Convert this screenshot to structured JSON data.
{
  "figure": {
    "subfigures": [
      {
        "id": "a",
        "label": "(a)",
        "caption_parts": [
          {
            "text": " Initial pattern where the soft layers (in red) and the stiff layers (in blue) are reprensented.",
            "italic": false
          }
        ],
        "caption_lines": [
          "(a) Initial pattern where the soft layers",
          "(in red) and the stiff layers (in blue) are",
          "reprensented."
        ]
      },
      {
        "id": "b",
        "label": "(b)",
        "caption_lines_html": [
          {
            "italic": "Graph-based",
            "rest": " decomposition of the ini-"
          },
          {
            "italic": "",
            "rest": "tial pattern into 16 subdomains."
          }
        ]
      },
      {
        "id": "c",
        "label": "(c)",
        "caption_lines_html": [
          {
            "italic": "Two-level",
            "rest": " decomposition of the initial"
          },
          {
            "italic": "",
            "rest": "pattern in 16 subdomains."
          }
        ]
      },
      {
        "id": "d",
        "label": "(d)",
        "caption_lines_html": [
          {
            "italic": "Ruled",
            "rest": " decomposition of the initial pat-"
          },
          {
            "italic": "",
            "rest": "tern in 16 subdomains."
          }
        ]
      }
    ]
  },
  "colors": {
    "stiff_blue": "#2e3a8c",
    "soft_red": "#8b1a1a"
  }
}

## WHAT THIS TASK INVOLVES
Write out every record verbatim.

## WRITTEN SOLUTION
Convert this screenshot to structured JSON data.
{
  "figure": {
    "subfigures": [
      {
        "id": "a",
        "label": "(a)",
        "caption_parts": [
          {
            "text": " Initial pattern where the soft layers (in red) and the stiff layers (in blue) are reprensented.",
            "italic": false
          }
        ],
        "caption_lines": [
          "(a) Initial pattern where the soft layers",
          "(in red) and the stiff layers (in blue) are",
          "reprensented."
        ]
      },
      {
        "id": "b",
        "label": "(b)",
        "caption_lines_html": [
          {
            "italic": "Graph-based",
            "rest": " decomposition of the ini-"
          },
          {
            "italic": "",
            "rest": "tial pattern into 16 subdomains."
          }
        ]
      },
      {
        "id": "c",
        "label": "(c)",
        "caption_lines_html": [
          {
            "italic": "Two-level",
            "rest": " decomposition of the initial"
          },
          {
            "italic": "",
            "rest": "pattern in 16 subdomains."
          }
        ]
      },
      {
        "id": "d",
        "label": "(d)",
        "caption_lines_html": [
          {
            "italic": "Ruled",
            "rest": " decomposition of the initial pat-"
          },
          {
            "italic": "",
            "rest": "tern in 16 subdomains."
          }
        ]
      }
    ]
  },
  "colors": {
    "stiff_blue": "#2e3a8c",
    "soft_red": "#8b1a1a"
  }
}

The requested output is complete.